» **What you have to do**: Only a number is wanted: how many lines in the listing contain the word "Read"?

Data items

◆ ◆ ◆ ◆

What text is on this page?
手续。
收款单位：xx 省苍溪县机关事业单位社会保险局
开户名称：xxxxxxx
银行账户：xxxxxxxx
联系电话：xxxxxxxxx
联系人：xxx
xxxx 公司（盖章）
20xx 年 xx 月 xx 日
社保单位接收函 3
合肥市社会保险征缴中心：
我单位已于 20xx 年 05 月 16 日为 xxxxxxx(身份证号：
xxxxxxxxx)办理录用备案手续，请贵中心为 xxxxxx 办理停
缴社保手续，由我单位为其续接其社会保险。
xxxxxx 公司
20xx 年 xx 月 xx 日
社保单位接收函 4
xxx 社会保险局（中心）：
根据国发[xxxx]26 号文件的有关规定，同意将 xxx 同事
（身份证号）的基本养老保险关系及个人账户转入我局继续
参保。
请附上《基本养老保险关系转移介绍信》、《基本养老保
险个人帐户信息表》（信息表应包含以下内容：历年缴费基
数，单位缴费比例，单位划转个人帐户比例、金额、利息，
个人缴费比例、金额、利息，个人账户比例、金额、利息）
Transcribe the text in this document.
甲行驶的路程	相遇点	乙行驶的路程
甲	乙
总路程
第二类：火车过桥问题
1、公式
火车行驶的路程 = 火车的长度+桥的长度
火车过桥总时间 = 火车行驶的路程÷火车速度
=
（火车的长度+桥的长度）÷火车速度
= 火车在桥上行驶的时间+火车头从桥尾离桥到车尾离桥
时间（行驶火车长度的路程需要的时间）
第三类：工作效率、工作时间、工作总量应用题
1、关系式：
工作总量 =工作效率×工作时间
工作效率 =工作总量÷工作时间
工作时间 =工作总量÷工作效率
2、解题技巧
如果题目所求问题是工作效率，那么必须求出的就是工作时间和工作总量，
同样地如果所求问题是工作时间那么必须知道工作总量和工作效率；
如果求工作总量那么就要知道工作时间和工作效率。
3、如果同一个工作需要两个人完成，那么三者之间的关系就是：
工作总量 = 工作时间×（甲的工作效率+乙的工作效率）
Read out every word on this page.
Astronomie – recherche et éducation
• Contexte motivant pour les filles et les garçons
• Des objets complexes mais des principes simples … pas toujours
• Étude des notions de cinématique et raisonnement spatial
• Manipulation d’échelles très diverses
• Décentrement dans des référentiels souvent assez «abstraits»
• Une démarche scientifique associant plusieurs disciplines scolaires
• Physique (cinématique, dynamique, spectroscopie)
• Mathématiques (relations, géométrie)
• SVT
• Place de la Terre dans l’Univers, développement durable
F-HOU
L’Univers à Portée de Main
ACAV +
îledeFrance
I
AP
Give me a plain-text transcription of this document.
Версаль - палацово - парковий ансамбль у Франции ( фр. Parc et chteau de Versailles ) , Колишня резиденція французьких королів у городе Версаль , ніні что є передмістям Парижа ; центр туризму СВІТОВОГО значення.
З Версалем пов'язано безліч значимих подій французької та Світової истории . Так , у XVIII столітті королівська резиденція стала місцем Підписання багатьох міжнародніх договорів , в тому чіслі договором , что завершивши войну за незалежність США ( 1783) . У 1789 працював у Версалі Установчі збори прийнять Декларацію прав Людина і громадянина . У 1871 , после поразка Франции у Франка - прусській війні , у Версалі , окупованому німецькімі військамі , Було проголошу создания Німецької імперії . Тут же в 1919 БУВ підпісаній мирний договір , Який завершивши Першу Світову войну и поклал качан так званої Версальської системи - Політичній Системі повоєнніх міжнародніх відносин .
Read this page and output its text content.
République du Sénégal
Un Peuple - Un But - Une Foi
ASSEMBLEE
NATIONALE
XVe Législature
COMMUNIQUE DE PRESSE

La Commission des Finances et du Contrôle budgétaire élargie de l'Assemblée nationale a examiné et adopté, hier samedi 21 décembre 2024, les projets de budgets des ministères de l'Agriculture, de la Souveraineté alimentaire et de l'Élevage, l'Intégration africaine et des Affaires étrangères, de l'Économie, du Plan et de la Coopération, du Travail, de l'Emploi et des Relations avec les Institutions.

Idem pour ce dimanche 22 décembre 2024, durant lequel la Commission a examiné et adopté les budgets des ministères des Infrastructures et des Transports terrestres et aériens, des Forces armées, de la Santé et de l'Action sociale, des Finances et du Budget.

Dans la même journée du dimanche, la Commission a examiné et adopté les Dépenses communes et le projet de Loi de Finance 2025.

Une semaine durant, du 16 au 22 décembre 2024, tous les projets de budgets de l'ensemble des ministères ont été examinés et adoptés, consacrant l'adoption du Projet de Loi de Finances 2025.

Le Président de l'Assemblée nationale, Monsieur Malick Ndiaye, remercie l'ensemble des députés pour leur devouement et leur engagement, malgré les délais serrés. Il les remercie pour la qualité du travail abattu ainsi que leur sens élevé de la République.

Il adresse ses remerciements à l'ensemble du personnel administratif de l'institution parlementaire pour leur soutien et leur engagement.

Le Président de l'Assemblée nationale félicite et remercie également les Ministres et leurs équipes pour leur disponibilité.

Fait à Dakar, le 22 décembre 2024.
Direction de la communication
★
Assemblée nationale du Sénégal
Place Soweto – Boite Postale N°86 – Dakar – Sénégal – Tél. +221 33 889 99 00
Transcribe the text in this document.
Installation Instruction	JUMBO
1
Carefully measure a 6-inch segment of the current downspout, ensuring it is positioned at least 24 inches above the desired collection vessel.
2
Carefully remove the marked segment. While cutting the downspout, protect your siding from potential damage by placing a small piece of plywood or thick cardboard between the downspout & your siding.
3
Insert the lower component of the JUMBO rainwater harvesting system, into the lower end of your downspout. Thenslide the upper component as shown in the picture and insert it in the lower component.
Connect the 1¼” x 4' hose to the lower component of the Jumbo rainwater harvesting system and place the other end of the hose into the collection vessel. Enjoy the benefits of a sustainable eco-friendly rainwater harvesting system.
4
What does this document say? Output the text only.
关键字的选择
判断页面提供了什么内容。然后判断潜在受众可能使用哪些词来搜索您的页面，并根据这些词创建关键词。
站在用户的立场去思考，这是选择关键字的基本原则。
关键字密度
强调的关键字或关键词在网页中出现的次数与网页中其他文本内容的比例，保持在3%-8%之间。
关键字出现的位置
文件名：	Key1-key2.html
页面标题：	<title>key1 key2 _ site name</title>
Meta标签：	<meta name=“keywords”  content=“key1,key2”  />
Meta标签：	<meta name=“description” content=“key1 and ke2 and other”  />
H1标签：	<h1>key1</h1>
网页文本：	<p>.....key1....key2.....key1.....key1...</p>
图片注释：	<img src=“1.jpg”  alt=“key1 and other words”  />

◆ ◆ ◆ ◆

» **Problem solution**: 2